◆ **AUFGABEN**
1 > Wie viele Gäste finden laut dem Text über das Himmelsmenü an der Tafel Platz?
2 > Bitte schreiben Sie aus dem Text über das Himmelsmenü alles von „Krefeld. Ich bin“ bis hinunter zu „ich tatsächlich schwindelfrei?“ wortgetreu ab.

◆ **GEZEIGTER TEXTAUSSCHNITT**
----------

Tafelrunde in 50 Metern Höhe

In luftiger Höhe gehoben essen, das kann man beim Himmelsmenü. Nerven- und Gaumenkitzel sind garantiert.

Krefeld. Ich bin eine Gewinnerin, zumindest fühle ich mich so, als ich an der Galopprennbahn eintreffe. Am Freitag nehme ich am Himmelsmenü teil. In über 50 Metern Höhe werde ich auf einer Plattform sitzen, die mit 16 Stahlseilen am Ausleger eines 50-Tonnen schweren Krans hängt. Eine gute Aussicht ist garantiert. Da ist Nerven- und dank Chefkoch Hans Bertels auch Gaumenkitzel vorprogrammiert. Kurz vor Beginn spüre ich ein Rumoren in der Magengegend. Was ist, wenn ich da oben zur Toilette muss? Und bin ich tatsächlich schwindelfrei?

Es geht los, man bittet uns zu Tisch. 22 Gäste können auf gepolsterten Sesseln an der Tafel Platz nehmen. Helfende Hände legen mir Gurte um Schulter und Taille und zurren mich fest. Mein Kleid erweist sich als unpraktisch. Immerhin habe ich an festes Schuhwerk gedacht. Ich spüre, wie mir der Schweiß ausbricht. Meine Handtasche darf ich auf dem Tisch platzieren. "Da ist sie sicher", beruhigt mich Marketingfachfrau Judith Epperlein.

Für sie ist es nämlich der vierte Aufstieg an diesem Tag. Judith Epperlein und Hans Bertels von der Rennbahngastronomie stehen in der Mitte der Plattform und servieren.

----------

(Positionsdaten der Elemente)
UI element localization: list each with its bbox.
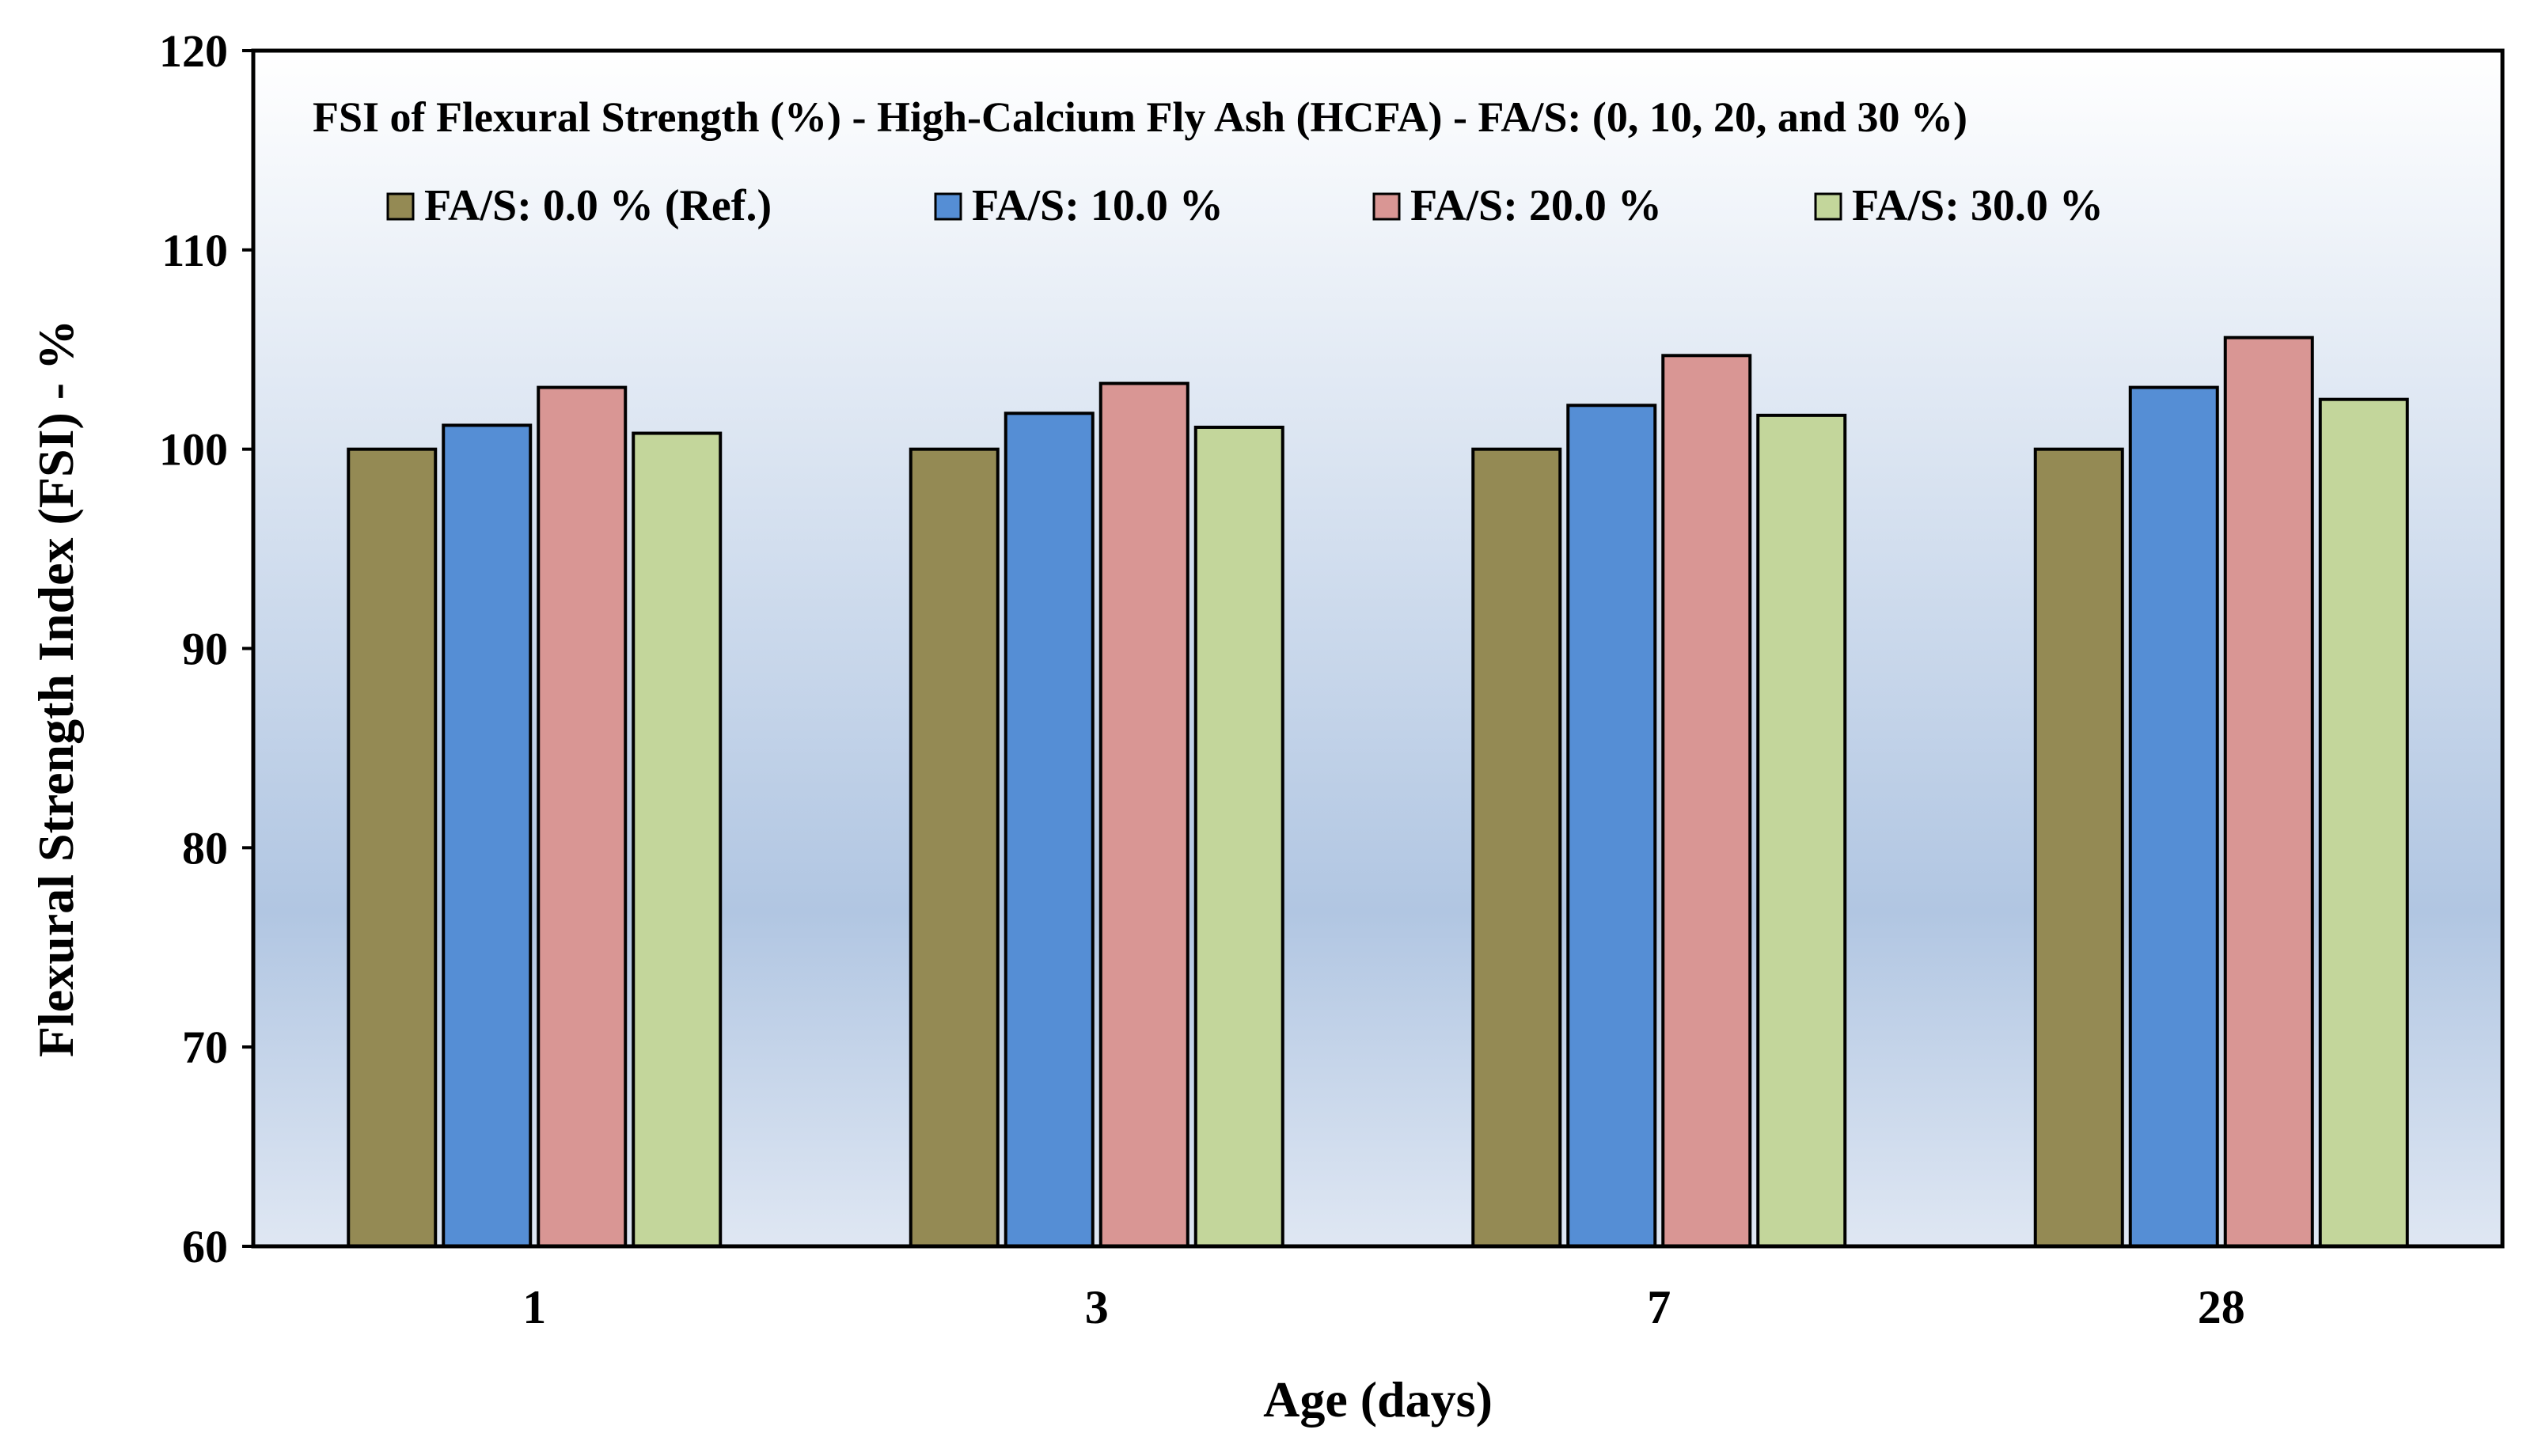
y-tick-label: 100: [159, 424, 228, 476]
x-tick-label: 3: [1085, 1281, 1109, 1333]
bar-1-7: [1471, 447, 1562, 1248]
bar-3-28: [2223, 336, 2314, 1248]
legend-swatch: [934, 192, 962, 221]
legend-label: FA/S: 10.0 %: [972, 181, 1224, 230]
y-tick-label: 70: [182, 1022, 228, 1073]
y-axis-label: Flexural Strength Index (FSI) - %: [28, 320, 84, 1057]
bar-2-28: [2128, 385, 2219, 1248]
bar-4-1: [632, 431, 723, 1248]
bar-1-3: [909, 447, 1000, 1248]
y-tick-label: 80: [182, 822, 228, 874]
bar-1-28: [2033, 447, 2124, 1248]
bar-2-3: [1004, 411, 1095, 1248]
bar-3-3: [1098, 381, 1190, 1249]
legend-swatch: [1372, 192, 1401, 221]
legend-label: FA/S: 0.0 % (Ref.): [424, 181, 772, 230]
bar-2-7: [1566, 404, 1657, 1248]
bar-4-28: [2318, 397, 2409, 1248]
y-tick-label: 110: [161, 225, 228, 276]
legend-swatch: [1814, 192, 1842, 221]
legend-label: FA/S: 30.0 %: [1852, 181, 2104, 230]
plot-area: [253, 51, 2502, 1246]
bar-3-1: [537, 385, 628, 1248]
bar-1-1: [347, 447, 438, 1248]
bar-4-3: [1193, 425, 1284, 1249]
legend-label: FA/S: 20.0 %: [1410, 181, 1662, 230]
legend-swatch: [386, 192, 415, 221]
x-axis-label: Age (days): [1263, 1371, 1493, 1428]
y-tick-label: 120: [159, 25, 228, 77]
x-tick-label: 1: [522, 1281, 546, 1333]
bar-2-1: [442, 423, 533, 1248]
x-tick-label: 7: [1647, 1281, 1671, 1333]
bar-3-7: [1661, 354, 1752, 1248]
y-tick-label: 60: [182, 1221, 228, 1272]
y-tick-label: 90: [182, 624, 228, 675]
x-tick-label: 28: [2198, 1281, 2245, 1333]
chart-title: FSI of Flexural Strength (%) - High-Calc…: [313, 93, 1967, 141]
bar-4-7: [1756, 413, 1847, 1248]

----------

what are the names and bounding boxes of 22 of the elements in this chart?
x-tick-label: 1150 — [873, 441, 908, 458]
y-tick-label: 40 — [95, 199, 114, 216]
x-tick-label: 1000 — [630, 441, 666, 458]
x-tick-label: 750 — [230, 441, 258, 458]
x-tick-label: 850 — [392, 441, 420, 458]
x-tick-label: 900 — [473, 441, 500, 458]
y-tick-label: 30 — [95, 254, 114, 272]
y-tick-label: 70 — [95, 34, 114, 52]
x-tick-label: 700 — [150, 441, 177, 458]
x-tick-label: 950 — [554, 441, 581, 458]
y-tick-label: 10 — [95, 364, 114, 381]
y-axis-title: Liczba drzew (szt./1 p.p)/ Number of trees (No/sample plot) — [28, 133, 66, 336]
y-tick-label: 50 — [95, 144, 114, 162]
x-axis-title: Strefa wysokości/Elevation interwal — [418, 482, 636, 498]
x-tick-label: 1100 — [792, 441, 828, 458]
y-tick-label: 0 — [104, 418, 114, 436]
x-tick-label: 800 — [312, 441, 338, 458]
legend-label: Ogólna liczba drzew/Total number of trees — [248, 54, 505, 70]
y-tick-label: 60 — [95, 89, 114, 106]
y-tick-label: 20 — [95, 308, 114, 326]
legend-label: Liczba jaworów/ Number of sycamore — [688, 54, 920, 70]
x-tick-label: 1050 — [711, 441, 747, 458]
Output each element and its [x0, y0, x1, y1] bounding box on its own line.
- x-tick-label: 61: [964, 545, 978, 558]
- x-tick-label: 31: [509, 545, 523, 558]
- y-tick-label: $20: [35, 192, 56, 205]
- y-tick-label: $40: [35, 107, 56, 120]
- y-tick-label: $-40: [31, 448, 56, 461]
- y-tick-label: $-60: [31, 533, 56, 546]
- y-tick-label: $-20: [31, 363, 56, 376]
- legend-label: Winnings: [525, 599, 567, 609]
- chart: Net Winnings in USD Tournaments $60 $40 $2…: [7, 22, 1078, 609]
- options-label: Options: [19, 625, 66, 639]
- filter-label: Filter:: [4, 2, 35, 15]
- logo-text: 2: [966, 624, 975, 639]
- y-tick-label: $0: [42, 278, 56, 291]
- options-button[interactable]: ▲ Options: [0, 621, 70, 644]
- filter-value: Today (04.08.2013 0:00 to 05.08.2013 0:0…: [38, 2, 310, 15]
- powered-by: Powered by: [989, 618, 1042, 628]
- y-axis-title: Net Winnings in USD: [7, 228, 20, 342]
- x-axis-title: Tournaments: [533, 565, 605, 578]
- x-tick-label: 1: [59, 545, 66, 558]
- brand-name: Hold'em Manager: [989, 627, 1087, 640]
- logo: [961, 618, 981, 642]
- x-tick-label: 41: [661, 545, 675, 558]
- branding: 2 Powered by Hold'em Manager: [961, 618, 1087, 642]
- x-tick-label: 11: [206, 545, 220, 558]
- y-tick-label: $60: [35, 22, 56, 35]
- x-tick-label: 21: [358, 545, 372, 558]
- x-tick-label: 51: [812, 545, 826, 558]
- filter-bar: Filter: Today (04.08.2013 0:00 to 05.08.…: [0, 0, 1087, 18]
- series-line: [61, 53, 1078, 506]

----------

◆ **LÖSUNGEN**
1 > 22 Gäste

2 >
Krefeld. Ich bin eine Gewinnerin, zumindest fühle ich mich so, als ich an der Galopprennbahn eintreffe. Am Freitag nehme ich am Himmelsmenü teil. In über 50 Metern Höhe werde ich auf einer Plattform sitzen, die mit 16 Stahlseilen am Ausleger eines 50-Tonnen schweren Krans hängt. Eine gute Aussicht ist garantiert. Da ist Nerven- und dank Chefkoch Hans Bertels auch Gaumenkitzel vorprogrammiert. Kurz vor Beginn spüre ich ein Rumoren in der Magengegend. Was ist, wenn ich da oben zur Toilette muss? Und bin ich tatsächlich schwindelfrei?